◆ THE REQUEST: Repeat each line exactly, leaving nothing out.

◆ EXERCISE INPUTS:
· · · ·

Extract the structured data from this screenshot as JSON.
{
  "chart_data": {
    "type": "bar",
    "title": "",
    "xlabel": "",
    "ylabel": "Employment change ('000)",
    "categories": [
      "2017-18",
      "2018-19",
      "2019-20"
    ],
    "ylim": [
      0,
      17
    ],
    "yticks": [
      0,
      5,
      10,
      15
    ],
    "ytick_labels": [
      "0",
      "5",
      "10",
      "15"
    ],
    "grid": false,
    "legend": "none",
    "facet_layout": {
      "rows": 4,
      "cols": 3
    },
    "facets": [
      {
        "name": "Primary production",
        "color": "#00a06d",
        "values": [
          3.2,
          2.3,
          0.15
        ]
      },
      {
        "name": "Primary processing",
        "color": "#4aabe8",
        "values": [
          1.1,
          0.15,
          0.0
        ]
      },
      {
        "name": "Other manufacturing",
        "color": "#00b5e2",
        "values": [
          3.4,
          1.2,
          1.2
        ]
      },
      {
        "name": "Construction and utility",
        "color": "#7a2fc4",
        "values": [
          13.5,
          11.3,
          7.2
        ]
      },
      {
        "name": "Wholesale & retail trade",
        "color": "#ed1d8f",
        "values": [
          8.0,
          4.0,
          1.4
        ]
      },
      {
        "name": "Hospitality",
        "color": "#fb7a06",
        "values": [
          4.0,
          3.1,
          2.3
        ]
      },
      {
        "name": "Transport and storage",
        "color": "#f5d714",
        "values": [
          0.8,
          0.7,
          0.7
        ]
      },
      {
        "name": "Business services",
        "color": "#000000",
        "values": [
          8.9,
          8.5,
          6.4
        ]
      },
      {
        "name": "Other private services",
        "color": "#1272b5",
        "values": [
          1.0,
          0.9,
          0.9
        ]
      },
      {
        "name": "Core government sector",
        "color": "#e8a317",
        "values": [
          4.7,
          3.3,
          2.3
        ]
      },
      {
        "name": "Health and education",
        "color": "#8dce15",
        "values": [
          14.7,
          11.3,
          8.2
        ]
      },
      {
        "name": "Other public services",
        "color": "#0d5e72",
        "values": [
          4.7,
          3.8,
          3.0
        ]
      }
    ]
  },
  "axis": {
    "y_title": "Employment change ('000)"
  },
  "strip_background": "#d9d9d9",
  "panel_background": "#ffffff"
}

· · · ·

◆ THE COMPLETED TASK:
Extract the structured data from this screenshot as JSON.
{
  "chart_data": {
    "type": "bar",
    "title": "",
    "xlabel": "",
    "ylabel": "Employment change ('000)",
    "categories": [
      "2017-18",
      "2018-19",
      "2019-20"
    ],
    "ylim": [
      0,
      17
    ],
    "yticks": [
      0,
      5,
      10,
      15
    ],
    "ytick_labels": [
      "0",
      "5",
      "10",
      "15"
    ],
    "grid": false,
    "legend": "none",
    "facet_layout": {
      "rows": 4,
      "cols": 3
    },
    "facets": [
      {
        "name": "Primary production",
        "color": "#00a06d",
        "values": [
          3.2,
          2.3,
          0.15
        ]
      },
      {
        "name": "Primary processing",
        "color": "#4aabe8",
        "values": [
          1.1,
          0.15,
          0.0
        ]
      },
      {
        "name": "Other manufacturing",
        "color": "#00b5e2",
        "values": [
          3.4,
          1.2,
          1.2
        ]
      },
      {
        "name": "Construction and utility",
        "color": "#7a2fc4",
        "values": [
          13.5,
          11.3,
          7.2
        ]
      },
      {
        "name": "Wholesale & retail trade",
        "color": "#ed1d8f",
        "values": [
          8.0,
          4.0,
          1.4
        ]
      },
      {
        "name": "Hospitality",
        "color": "#fb7a06",
        "values": [
          4.0,
          3.1,
          2.3
        ]
      },
      {
        "name": "Transport and storage",
        "color": "#f5d714",
        "values": [
          0.8,
          0.7,
          0.7
        ]
      },
      {
        "name": "Business services",
        "color": "#000000",
        "values": [
          8.9,
          8.5,
          6.4
        ]
      },
      {
        "name": "Other private services",
        "color": "#1272b5",
        "values": [
          1.0,
          0.9,
          0.9
        ]
      },
      {
        "name": "Core government sector",
        "color": "#e8a317",
        "values": [
          4.7,
          3.3,
          2.3
        ]
      },
      {
        "name": "Health and education",
        "color": "#8dce15",
        "values": [
          14.7,
          11.3,
          8.2
        ]
      },
      {
        "name": "Other public services",
        "color": "#0d5e72",
        "values": [
          4.7,
          3.8,
          3.0
        ]
      }
    ]
  },
  "axis": {
    "y_title": "Employment change ('000)"
  },
  "strip_background": "#d9d9d9",
  "panel_background": "#ffffff"
}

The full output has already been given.